Rewrite all the entries below with "dot-leader" changed to "leader-dots" everywhere, leaving everything else as it is and omitting the pictures.

-- Begin --

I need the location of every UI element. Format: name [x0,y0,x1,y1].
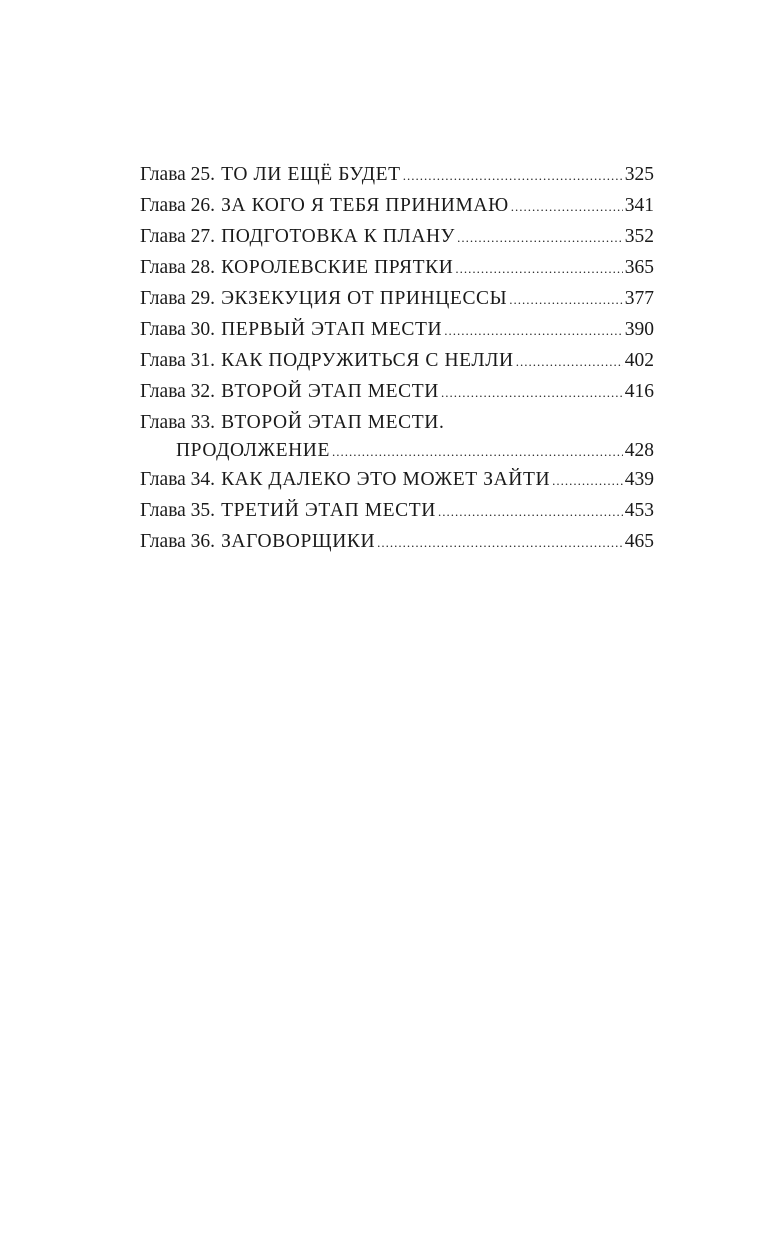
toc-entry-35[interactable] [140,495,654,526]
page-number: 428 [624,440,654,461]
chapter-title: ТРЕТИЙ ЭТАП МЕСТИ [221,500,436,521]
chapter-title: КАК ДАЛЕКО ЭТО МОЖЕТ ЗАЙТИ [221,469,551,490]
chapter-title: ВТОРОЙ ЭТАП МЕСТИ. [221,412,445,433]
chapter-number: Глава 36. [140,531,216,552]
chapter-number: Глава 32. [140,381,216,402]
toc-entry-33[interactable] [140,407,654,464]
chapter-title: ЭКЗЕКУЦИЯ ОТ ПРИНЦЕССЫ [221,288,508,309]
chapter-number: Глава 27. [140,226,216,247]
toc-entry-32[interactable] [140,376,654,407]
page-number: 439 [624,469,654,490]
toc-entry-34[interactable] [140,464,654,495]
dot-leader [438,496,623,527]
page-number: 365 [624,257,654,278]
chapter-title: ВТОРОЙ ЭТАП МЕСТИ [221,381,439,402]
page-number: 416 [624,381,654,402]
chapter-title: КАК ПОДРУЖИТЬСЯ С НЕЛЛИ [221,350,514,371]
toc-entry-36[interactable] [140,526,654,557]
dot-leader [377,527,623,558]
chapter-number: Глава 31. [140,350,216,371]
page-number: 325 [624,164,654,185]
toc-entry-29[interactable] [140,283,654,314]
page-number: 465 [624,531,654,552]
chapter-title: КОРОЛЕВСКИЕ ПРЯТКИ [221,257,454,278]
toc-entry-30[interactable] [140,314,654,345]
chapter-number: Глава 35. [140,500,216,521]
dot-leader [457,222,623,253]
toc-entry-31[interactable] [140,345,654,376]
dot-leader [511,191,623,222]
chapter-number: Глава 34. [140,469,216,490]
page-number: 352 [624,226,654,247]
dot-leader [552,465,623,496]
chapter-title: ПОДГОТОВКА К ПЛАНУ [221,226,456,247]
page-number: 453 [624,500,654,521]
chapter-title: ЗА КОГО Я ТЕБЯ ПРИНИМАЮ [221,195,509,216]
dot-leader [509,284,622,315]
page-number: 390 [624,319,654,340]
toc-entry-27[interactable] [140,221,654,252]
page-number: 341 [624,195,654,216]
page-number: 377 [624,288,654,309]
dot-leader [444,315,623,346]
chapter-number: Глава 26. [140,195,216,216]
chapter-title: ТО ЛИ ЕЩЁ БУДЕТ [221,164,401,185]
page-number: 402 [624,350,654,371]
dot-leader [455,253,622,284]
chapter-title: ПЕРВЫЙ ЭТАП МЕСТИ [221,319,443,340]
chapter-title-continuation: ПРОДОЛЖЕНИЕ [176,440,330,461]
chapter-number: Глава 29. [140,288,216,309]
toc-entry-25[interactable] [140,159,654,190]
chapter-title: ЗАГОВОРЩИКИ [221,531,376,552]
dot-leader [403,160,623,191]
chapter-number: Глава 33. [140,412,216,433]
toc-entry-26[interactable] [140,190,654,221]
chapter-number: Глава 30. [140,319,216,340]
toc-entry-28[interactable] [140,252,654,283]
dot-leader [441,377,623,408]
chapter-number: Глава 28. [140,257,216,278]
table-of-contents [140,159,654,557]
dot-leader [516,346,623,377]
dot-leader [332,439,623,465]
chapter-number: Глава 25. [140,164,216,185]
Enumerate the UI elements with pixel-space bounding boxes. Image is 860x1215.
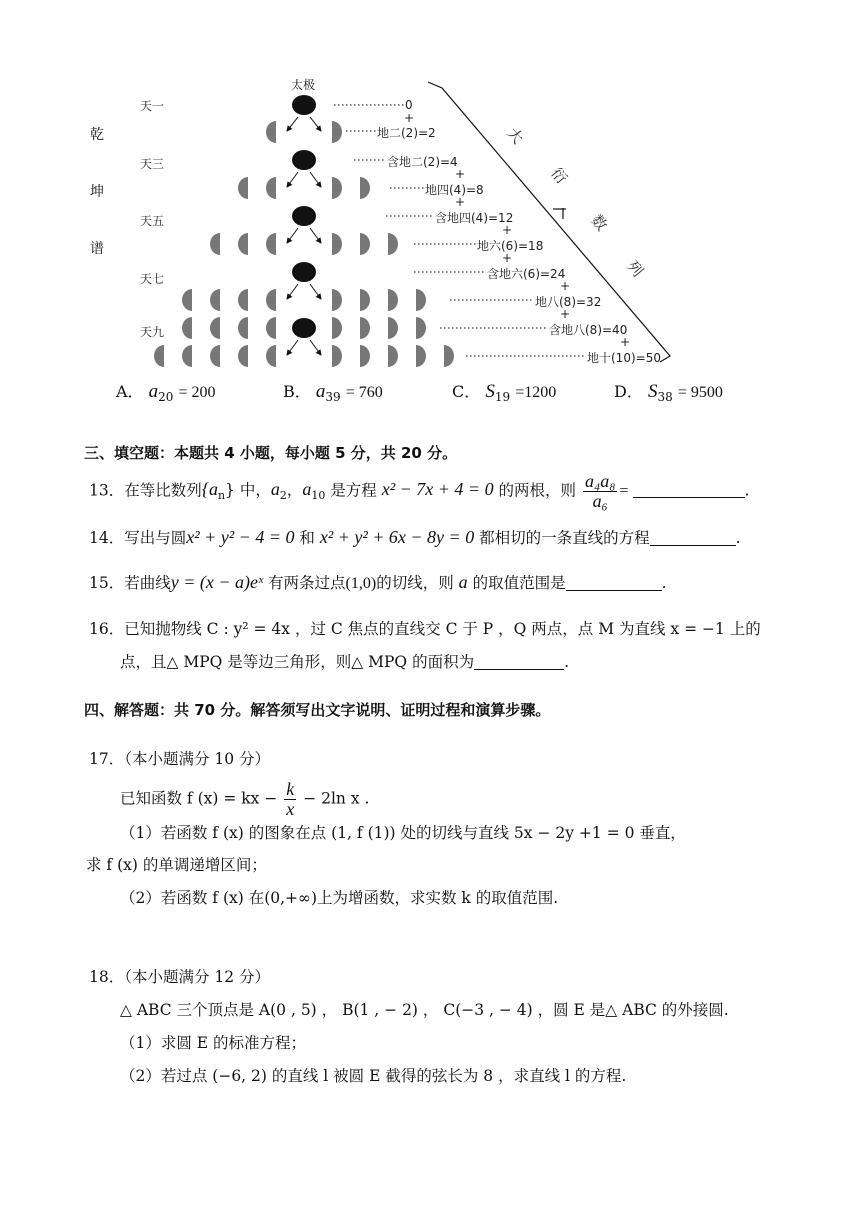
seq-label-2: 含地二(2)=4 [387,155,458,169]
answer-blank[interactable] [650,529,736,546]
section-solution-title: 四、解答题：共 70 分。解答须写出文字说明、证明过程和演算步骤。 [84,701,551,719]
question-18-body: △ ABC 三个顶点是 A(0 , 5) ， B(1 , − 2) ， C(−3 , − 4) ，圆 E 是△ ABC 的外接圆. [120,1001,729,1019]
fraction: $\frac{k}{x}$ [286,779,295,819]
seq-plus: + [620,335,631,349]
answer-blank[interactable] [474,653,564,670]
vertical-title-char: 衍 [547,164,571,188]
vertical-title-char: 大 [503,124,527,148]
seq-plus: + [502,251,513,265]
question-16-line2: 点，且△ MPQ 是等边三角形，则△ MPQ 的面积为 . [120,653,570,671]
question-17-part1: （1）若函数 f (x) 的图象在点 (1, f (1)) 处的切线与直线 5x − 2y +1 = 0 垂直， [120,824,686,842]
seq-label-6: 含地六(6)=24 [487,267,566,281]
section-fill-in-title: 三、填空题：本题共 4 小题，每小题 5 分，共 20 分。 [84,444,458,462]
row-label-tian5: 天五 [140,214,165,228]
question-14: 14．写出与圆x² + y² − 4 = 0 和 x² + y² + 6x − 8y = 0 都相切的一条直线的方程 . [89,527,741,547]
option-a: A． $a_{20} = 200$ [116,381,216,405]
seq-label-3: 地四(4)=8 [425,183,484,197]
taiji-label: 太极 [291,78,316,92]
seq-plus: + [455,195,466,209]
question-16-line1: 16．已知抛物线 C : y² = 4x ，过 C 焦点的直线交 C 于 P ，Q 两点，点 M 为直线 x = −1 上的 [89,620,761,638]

-- End --

# Written response
I need the location of every UI element. Format: name [x0,y0,x1,y1].
toc-entry-35[interactable] [140,495,654,526]
page-number: 428 [624,440,654,461]
chapter-title: ТРЕТИЙ ЭТАП МЕСТИ [221,500,436,521]
chapter-title: КАК ДАЛЕКО ЭТО МОЖЕТ ЗАЙТИ [221,469,551,490]
chapter-title: ВТОРОЙ ЭТАП МЕСТИ. [221,412,445,433]
chapter-number: Глава 36. [140,531,216,552]
chapter-number: Глава 32. [140,381,216,402]
toc-entry-33[interactable] [140,407,654,464]
chapter-title: ЭКЗЕКУЦИЯ ОТ ПРИНЦЕССЫ [221,288,508,309]
chapter-number: Глава 27. [140,226,216,247]
toc-entry-32[interactable] [140,376,654,407]
page-number: 439 [624,469,654,490]
toc-entry-34[interactable] [140,464,654,495]
leader-dots [438,496,623,527]
page-number: 365 [624,257,654,278]
chapter-title: ВТОРОЙ ЭТАП МЕСТИ [221,381,439,402]
page-number: 416 [624,381,654,402]
chapter-title: КАК ПОДРУЖИТЬСЯ С НЕЛЛИ [221,350,514,371]
toc-entry-36[interactable] [140,526,654,557]
leader-dots [377,527,623,558]
chapter-number: Глава 31. [140,350,216,371]
page-number: 325 [624,164,654,185]
toc-entry-29[interactable] [140,283,654,314]
page-number: 465 [624,531,654,552]
chapter-title: КОРОЛЕВСКИЕ ПРЯТКИ [221,257,454,278]
toc-entry-30[interactable] [140,314,654,345]
chapter-number: Глава 35. [140,500,216,521]
leader-dots [457,222,623,253]
toc-entry-31[interactable] [140,345,654,376]
leader-dots [511,191,623,222]
chapter-number: Глава 34. [140,469,216,490]
page-number: 352 [624,226,654,247]
leader-dots [552,465,623,496]
chapter-title: ПОДГОТОВКА К ПЛАНУ [221,226,456,247]
page-number: 453 [624,500,654,521]
chapter-title: ЗА КОГО Я ТЕБЯ ПРИНИМАЮ [221,195,509,216]
leader-dots [509,284,622,315]
page-number: 390 [624,319,654,340]
toc-entry-27[interactable] [140,221,654,252]
page-number: 341 [624,195,654,216]
page-number: 377 [624,288,654,309]
leader-dots [444,315,623,346]
chapter-number: Глава 26. [140,195,216,216]
chapter-title: ТО ЛИ ЕЩЁ БУДЕТ [221,164,401,185]
page-number: 402 [624,350,654,371]
leader-dots [455,253,622,284]
chapter-title: ПЕРВЫЙ ЭТАП МЕСТИ [221,319,443,340]
chapter-title-continuation: ПРОДОЛЖЕНИЕ [176,440,330,461]
chapter-number: Глава 29. [140,288,216,309]
toc-entry-25[interactable] [140,159,654,190]
chapter-title: ЗАГОВОРЩИКИ [221,531,376,552]
leader-dots [403,160,623,191]
chapter-number: Глава 33. [140,412,216,433]
toc-entry-26[interactable] [140,190,654,221]
chapter-number: Глава 30. [140,319,216,340]
toc-entry-28[interactable] [140,252,654,283]
leader-dots [441,377,623,408]
chapter-number: Глава 28. [140,257,216,278]
table-of-contents [140,159,654,557]
leader-dots [516,346,623,377]
leader-dots [332,439,623,465]
chapter-number: Глава 25. [140,164,216,185]
Enumerate the UI elements with pixel-space bounding boxes. Image is 860x1215.
seq-label-2: 含地二(2)=4 [387,155,458,169]
answer-blank[interactable] [650,529,736,546]
section-solution-title: 四、解答题：共 70 分。解答须写出文字说明、证明过程和演算步骤。 [84,701,551,719]
question-18-body: △ ABC 三个顶点是 A(0 , 5) ， B(1 , − 2) ， C(−3 , − 4) ，圆 E 是△ ABC 的外接圆. [120,1001,729,1019]
fraction: $\frac{k}{x}$ [286,779,295,819]
seq-plus: + [620,335,631,349]
answer-blank[interactable] [474,653,564,670]
vertical-title-char: 衍 [547,164,571,188]
vertical-title-char: 大 [503,124,527,148]
seq-plus: + [502,251,513,265]
question-16-line2: 点，且△ MPQ 是等边三角形，则△ MPQ 的面积为 . [120,653,570,671]
question-17-part1: （1）若函数 f (x) 的图象在点 (1, f (1)) 处的切线与直线 5x − 2y +1 = 0 垂直， [120,824,686,842]
seq-label-6: 含地六(6)=24 [487,267,566,281]
section-fill-in-title: 三、填空题：本题共 4 小题，每小题 5 分，共 20 分。 [84,444,458,462]
row-label-tian5: 天五 [140,214,165,228]
question-14: 14．写出与圆x² + y² − 4 = 0 和 x² + y² + 6x − 8y = 0 都相切的一条直线的方程 . [89,527,741,547]
option-a: A． $a_{20} = 200$ [116,381,216,405]
seq-label-3: 地四(4)=8 [425,183,484,197]
taiji-label: 太极 [291,78,316,92]
seq-plus: + [455,195,466,209]
question-16-line1: 16．已知抛物线 C : y² = 4x ，过 C 焦点的直线交 C 于 P ，Q 两点，点 M 为直线 x = −1 上的 [89,620,761,638]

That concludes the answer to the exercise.